Given instruction - Each line that includes the string "فروتن" counts once; give the total and nothing else.

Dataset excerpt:
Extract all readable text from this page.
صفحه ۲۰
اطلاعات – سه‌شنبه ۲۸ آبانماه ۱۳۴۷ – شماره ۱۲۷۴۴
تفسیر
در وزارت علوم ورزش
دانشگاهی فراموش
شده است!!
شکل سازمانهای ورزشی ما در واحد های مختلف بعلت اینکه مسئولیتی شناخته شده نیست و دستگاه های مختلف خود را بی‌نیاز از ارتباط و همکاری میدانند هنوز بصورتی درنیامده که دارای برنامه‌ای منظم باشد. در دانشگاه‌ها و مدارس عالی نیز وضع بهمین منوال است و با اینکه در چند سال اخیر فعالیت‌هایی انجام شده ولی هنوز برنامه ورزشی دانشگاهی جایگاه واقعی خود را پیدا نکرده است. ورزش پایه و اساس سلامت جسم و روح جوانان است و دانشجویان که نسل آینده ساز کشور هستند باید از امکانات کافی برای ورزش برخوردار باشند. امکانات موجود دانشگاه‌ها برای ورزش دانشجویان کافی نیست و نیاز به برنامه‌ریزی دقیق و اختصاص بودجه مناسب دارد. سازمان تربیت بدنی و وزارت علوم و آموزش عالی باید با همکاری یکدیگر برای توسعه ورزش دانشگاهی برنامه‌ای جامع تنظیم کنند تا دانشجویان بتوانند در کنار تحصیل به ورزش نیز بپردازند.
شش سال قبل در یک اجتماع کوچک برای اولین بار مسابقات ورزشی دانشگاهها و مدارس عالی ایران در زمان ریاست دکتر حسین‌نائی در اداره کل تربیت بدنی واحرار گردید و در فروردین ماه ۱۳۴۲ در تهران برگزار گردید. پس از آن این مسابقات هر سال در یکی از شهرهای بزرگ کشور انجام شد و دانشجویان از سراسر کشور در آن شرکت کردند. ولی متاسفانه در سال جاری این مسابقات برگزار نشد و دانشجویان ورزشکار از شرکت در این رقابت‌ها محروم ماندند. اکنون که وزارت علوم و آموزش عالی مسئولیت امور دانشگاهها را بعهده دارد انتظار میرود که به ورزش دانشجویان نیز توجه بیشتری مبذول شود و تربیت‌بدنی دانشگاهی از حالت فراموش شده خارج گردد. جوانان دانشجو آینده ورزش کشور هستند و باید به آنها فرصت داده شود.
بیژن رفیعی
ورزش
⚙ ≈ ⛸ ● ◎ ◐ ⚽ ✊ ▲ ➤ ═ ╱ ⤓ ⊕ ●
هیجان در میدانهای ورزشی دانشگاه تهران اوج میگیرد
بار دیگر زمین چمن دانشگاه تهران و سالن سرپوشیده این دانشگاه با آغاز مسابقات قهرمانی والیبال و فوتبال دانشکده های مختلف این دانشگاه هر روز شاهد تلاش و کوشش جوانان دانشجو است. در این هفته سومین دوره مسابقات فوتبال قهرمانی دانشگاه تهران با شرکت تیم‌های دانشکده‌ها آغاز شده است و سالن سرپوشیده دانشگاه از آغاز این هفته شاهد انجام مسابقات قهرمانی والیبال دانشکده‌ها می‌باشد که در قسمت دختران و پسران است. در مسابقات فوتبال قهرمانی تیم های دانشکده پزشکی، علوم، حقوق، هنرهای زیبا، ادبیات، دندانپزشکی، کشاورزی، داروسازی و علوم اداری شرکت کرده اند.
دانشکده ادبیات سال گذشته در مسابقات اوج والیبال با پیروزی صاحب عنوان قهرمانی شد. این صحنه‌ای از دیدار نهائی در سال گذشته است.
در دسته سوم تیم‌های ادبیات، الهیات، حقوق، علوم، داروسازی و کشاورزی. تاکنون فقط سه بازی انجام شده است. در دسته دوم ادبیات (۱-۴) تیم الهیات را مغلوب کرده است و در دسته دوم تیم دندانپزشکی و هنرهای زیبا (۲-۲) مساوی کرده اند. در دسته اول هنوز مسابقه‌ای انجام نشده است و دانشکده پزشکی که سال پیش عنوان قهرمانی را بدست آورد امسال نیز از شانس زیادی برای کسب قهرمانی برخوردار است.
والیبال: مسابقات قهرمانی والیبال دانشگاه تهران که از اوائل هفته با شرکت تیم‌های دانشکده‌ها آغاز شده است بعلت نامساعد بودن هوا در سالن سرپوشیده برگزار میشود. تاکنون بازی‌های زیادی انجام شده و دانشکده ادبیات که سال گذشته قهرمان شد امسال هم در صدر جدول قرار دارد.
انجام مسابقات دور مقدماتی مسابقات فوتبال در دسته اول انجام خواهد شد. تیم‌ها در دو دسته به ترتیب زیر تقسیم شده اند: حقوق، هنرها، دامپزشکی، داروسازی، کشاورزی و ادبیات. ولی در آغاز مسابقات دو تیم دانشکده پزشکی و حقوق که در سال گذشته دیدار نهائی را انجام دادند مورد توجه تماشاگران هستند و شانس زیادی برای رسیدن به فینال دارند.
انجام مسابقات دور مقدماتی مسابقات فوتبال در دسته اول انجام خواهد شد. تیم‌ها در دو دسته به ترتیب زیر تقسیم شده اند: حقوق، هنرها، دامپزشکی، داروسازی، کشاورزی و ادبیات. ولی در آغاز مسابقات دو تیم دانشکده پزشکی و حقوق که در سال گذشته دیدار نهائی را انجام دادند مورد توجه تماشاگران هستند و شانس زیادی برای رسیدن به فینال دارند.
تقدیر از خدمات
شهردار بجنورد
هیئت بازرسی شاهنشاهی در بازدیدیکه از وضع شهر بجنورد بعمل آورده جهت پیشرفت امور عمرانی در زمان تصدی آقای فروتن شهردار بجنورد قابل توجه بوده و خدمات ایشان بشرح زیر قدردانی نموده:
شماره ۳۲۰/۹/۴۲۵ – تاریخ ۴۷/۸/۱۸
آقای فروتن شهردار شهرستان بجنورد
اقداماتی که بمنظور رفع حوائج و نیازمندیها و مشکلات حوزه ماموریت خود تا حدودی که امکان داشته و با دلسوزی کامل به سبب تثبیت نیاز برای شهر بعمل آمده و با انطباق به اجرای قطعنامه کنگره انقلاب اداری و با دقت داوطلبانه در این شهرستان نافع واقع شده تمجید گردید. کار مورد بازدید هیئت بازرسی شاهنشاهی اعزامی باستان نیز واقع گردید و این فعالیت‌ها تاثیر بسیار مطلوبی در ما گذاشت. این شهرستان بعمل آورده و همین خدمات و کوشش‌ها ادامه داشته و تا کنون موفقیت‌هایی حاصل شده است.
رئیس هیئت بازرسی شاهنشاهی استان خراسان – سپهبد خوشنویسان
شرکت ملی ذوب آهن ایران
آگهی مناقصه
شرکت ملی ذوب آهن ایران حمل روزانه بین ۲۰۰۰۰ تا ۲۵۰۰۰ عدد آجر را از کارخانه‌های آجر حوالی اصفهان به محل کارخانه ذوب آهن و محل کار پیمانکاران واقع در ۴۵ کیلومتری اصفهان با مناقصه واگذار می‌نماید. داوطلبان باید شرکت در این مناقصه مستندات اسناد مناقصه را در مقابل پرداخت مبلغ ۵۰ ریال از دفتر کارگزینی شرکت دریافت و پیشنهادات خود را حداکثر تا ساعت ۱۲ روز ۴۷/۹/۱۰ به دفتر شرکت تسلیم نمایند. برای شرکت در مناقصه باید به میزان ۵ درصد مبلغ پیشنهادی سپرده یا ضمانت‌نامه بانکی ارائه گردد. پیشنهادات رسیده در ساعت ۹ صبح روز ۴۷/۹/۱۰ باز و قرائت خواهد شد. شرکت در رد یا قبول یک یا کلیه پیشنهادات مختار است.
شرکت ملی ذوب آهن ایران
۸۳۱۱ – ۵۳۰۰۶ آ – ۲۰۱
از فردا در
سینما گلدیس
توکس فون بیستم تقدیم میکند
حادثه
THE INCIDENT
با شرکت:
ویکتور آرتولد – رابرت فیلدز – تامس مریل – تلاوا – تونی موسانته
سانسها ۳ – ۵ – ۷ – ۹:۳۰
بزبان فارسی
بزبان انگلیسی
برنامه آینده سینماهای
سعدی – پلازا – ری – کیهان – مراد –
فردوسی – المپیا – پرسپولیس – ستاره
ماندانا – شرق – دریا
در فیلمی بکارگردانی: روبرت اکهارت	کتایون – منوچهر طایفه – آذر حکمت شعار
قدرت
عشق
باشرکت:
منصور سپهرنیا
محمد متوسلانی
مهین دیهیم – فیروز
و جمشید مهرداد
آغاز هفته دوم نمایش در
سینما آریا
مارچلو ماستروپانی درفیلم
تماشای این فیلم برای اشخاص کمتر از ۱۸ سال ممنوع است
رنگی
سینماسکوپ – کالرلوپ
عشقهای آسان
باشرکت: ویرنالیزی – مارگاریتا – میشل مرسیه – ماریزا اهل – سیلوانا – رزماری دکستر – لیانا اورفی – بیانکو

Complete response - 2